◆ WHAT THE TASK ASKS ◆
Retype each entry below, keeping every character the same.

___ INPUT ROWS ___

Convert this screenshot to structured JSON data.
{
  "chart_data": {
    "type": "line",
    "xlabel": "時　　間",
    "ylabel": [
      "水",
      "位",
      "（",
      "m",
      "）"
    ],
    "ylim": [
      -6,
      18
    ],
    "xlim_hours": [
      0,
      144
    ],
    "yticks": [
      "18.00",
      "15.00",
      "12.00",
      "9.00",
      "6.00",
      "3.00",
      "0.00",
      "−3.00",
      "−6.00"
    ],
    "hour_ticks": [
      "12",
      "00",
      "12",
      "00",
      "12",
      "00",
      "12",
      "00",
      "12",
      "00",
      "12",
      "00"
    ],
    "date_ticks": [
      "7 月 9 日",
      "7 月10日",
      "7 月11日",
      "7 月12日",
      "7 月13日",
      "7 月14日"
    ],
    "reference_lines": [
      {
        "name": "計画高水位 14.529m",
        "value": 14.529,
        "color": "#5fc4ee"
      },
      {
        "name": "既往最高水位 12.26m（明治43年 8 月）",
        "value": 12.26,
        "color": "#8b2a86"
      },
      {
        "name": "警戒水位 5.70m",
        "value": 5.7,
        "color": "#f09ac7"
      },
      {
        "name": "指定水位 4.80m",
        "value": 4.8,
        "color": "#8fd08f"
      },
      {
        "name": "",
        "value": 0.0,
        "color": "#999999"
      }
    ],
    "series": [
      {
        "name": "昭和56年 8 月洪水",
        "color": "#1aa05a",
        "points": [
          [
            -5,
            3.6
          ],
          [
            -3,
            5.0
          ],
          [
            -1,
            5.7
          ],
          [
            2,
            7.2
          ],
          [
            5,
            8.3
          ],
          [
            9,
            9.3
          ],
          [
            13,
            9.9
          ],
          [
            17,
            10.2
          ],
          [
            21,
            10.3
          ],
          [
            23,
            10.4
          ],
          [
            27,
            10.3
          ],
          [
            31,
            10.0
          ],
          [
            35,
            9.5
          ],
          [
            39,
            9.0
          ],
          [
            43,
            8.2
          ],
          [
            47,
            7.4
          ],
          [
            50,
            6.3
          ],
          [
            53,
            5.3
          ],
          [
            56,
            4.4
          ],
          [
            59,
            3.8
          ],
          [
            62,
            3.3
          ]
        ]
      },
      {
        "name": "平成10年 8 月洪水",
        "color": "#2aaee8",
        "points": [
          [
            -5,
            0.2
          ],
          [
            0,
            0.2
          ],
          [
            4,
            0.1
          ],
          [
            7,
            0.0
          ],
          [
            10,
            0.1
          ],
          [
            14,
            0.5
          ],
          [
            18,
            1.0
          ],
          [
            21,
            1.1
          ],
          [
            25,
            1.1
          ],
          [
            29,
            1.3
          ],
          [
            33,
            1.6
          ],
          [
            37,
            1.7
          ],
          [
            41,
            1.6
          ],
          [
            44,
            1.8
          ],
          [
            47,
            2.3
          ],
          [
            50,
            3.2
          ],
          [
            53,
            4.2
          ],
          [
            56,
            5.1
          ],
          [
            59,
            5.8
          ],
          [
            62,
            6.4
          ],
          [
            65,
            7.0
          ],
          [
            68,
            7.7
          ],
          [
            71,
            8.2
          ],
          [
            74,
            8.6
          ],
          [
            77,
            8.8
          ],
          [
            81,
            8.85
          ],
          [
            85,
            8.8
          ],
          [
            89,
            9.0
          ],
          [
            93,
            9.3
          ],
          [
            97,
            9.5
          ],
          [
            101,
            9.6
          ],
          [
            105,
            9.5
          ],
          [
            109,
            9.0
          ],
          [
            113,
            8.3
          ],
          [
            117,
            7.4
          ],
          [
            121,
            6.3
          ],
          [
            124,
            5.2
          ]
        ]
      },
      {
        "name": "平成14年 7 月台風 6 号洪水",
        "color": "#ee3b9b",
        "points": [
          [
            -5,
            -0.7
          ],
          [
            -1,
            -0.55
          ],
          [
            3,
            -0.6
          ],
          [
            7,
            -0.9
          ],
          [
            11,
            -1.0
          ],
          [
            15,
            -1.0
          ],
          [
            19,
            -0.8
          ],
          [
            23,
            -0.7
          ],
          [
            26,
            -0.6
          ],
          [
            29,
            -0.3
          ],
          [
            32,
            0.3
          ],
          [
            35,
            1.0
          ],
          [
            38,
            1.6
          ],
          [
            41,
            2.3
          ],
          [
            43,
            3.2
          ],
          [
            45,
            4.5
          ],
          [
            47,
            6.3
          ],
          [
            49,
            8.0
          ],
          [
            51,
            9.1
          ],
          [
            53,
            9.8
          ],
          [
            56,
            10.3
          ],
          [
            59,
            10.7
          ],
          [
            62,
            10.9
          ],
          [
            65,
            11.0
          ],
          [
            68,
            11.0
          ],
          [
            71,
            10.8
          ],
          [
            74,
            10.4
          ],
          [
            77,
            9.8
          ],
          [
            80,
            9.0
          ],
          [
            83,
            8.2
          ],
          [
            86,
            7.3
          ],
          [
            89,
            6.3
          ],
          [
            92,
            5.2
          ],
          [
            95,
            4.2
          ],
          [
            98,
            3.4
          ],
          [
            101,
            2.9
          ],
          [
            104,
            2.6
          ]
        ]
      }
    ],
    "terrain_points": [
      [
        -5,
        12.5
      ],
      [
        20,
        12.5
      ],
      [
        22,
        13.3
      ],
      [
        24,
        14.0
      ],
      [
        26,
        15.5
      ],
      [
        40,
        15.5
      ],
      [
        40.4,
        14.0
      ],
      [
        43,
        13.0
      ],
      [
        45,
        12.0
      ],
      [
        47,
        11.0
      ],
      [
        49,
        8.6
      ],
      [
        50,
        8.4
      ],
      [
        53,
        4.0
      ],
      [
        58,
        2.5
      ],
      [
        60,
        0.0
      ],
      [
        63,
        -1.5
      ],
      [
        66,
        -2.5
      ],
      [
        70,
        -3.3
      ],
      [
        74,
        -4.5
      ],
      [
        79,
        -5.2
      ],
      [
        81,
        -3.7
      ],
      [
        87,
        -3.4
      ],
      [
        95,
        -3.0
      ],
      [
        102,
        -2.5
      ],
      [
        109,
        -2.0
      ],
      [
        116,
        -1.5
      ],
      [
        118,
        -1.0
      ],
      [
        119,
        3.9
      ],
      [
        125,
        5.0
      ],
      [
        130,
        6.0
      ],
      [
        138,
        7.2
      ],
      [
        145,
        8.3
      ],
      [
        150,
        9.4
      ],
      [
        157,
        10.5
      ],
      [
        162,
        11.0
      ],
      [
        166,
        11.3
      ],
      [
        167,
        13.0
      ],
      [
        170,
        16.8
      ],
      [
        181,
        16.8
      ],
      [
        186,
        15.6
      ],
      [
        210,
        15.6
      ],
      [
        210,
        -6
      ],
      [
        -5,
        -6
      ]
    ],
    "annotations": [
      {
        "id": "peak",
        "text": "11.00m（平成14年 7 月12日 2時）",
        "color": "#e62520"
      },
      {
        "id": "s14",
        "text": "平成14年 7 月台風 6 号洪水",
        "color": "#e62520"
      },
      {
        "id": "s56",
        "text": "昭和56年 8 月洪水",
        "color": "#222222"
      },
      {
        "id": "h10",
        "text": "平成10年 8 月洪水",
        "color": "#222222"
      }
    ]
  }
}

___

◆ TASK ANSWER ◆
Convert this screenshot to structured JSON data.
{
  "chart_data": {
    "type": "line",
    "xlabel": "時　　間",
    "ylabel": [
      "水",
      "位",
      "（",
      "m",
      "）"
    ],
    "ylim": [
      -6,
      18
    ],
    "xlim_hours": [
      0,
      144
    ],
    "yticks": [
      "18.00",
      "15.00",
      "12.00",
      "9.00",
      "6.00",
      "3.00",
      "0.00",
      "−3.00",
      "−6.00"
    ],
    "hour_ticks": [
      "12",
      "00",
      "12",
      "00",
      "12",
      "00",
      "12",
      "00",
      "12",
      "00",
      "12",
      "00"
    ],
    "date_ticks": [
      "7 月 9 日",
      "7 月10日",
      "7 月11日",
      "7 月12日",
      "7 月13日",
      "7 月14日"
    ],
    "reference_lines": [
      {
        "name": "計画高水位 14.529m",
        "value": 14.529,
        "color": "#5fc4ee"
      },
      {
        "name": "既往最高水位 12.26m（明治43年 8 月）",
        "value": 12.26,
        "color": "#8b2a86"
      },
      {
        "name": "警戒水位 5.70m",
        "value": 5.7,
        "color": "#f09ac7"
      },
      {
        "name": "指定水位 4.80m",
        "value": 4.8,
        "color": "#8fd08f"
      },
      {
        "name": "",
        "value": 0.0,
        "color": "#999999"
      }
    ],
    "series": [
      {
        "name": "昭和56年 8 月洪水",
        "color": "#1aa05a",
        "points": [
          [
            -5,
            3.6
          ],
          [
            -3,
            5.0
          ],
          [
            -1,
            5.7
          ],
          [
            2,
            7.2
          ],
          [
            5,
            8.3
          ],
          [
            9,
            9.3
          ],
          [
            13,
            9.9
          ],
          [
            17,
            10.2
          ],
          [
            21,
            10.3
          ],
          [
            23,
            10.4
          ],
          [
            27,
            10.3
          ],
          [
            31,
            10.0
          ],
          [
            35,
            9.5
          ],
          [
            39,
            9.0
          ],
          [
            43,
            8.2
          ],
          [
            47,
            7.4
          ],
          [
            50,
            6.3
          ],
          [
            53,
            5.3
          ],
          [
            56,
            4.4
          ],
          [
            59,
            3.8
          ],
          [
            62,
            3.3
          ]
        ]
      },
      {
        "name": "平成10年 8 月洪水",
        "color": "#2aaee8",
        "points": [
          [
            -5,
            0.2
          ],
          [
            0,
            0.2
          ],
          [
            4,
            0.1
          ],
          [
            7,
            0.0
          ],
          [
            10,
            0.1
          ],
          [
            14,
            0.5
          ],
          [
            18,
            1.0
          ],
          [
            21,
            1.1
          ],
          [
            25,
            1.1
          ],
          [
            29,
            1.3
          ],
          [
            33,
            1.6
          ],
          [
            37,
            1.7
          ],
          [
            41,
            1.6
          ],
          [
            44,
            1.8
          ],
          [
            47,
            2.3
          ],
          [
            50,
            3.2
          ],
          [
            53,
            4.2
          ],
          [
            56,
            5.1
          ],
          [
            59,
            5.8
          ],
          [
            62,
            6.4
          ],
          [
            65,
            7.0
          ],
          [
            68,
            7.7
          ],
          [
            71,
            8.2
          ],
          [
            74,
            8.6
          ],
          [
            77,
            8.8
          ],
          [
            81,
            8.85
          ],
          [
            85,
            8.8
          ],
          [
            89,
            9.0
          ],
          [
            93,
            9.3
          ],
          [
            97,
            9.5
          ],
          [
            101,
            9.6
          ],
          [
            105,
            9.5
          ],
          [
            109,
            9.0
          ],
          [
            113,
            8.3
          ],
          [
            117,
            7.4
          ],
          [
            121,
            6.3
          ],
          [
            124,
            5.2
          ]
        ]
      },
      {
        "name": "平成14年 7 月台風 6 号洪水",
        "color": "#ee3b9b",
        "points": [
          [
            -5,
            -0.7
          ],
          [
            -1,
            -0.55
          ],
          [
            3,
            -0.6
          ],
          [
            7,
            -0.9
          ],
          [
            11,
            -1.0
          ],
          [
            15,
            -1.0
          ],
          [
            19,
            -0.8
          ],
          [
            23,
            -0.7
          ],
          [
            26,
            -0.6
          ],
          [
            29,
            -0.3
          ],
          [
            32,
            0.3
          ],
          [
            35,
            1.0
          ],
          [
            38,
            1.6
          ],
          [
            41,
            2.3
          ],
          [
            43,
            3.2
          ],
          [
            45,
            4.5
          ],
          [
            47,
            6.3
          ],
          [
            49,
            8.0
          ],
          [
            51,
            9.1
          ],
          [
            53,
            9.8
          ],
          [
            56,
            10.3
          ],
          [
            59,
            10.7
          ],
          [
            62,
            10.9
          ],
          [
            65,
            11.0
          ],
          [
            68,
            11.0
          ],
          [
            71,
            10.8
          ],
          [
            74,
            10.4
          ],
          [
            77,
            9.8
          ],
          [
            80,
            9.0
          ],
          [
            83,
            8.2
          ],
          [
            86,
            7.3
          ],
          [
            89,
            6.3
          ],
          [
            92,
            5.2
          ],
          [
            95,
            4.2
          ],
          [
            98,
            3.4
          ],
          [
            101,
            2.9
          ],
          [
            104,
            2.6
          ]
        ]
      }
    ],
    "terrain_points": [
      [
        -5,
        12.5
      ],
      [
        20,
        12.5
      ],
      [
        22,
        13.3
      ],
      [
        24,
        14.0
      ],
      [
        26,
        15.5
      ],
      [
        40,
        15.5
      ],
      [
        40.4,
        14.0
      ],
      [
        43,
        13.0
      ],
      [
        45,
        12.0
      ],
      [
        47,
        11.0
      ],
      [
        49,
        8.6
      ],
      [
        50,
        8.4
      ],
      [
        53,
        4.0
      ],
      [
        58,
        2.5
      ],
      [
        60,
        0.0
      ],
      [
        63,
        -1.5
      ],
      [
        66,
        -2.5
      ],
      [
        70,
        -3.3
      ],
      [
        74,
        -4.5
      ],
      [
        79,
        -5.2
      ],
      [
        81,
        -3.7
      ],
      [
        87,
        -3.4
      ],
      [
        95,
        -3.0
      ],
      [
        102,
        -2.5
      ],
      [
        109,
        -2.0
      ],
      [
        116,
        -1.5
      ],
      [
        118,
        -1.0
      ],
      [
        119,
        3.9
      ],
      [
        125,
        5.0
      ],
      [
        130,
        6.0
      ],
      [
        138,
        7.2
      ],
      [
        145,
        8.3
      ],
      [
        150,
        9.4
      ],
      [
        157,
        10.5
      ],
      [
        162,
        11.0
      ],
      [
        166,
        11.3
      ],
      [
        167,
        13.0
      ],
      [
        170,
        16.8
      ],
      [
        181,
        16.8
      ],
      [
        186,
        15.6
      ],
      [
        210,
        15.6
      ],
      [
        210,
        -6
      ],
      [
        -5,
        -6
      ]
    ],
    "annotations": [
      {
        "id": "peak",
        "text": "11.00m（平成14年 7 月12日 2時）",
        "color": "#e62520"
      },
      {
        "id": "s14",
        "text": "平成14年 7 月台風 6 号洪水",
        "color": "#e62520"
      },
      {
        "id": "s56",
        "text": "昭和56年 8 月洪水",
        "color": "#222222"
      },
      {
        "id": "h10",
        "text": "平成10年 8 月洪水",
        "color": "#222222"
      }
    ]
  }
}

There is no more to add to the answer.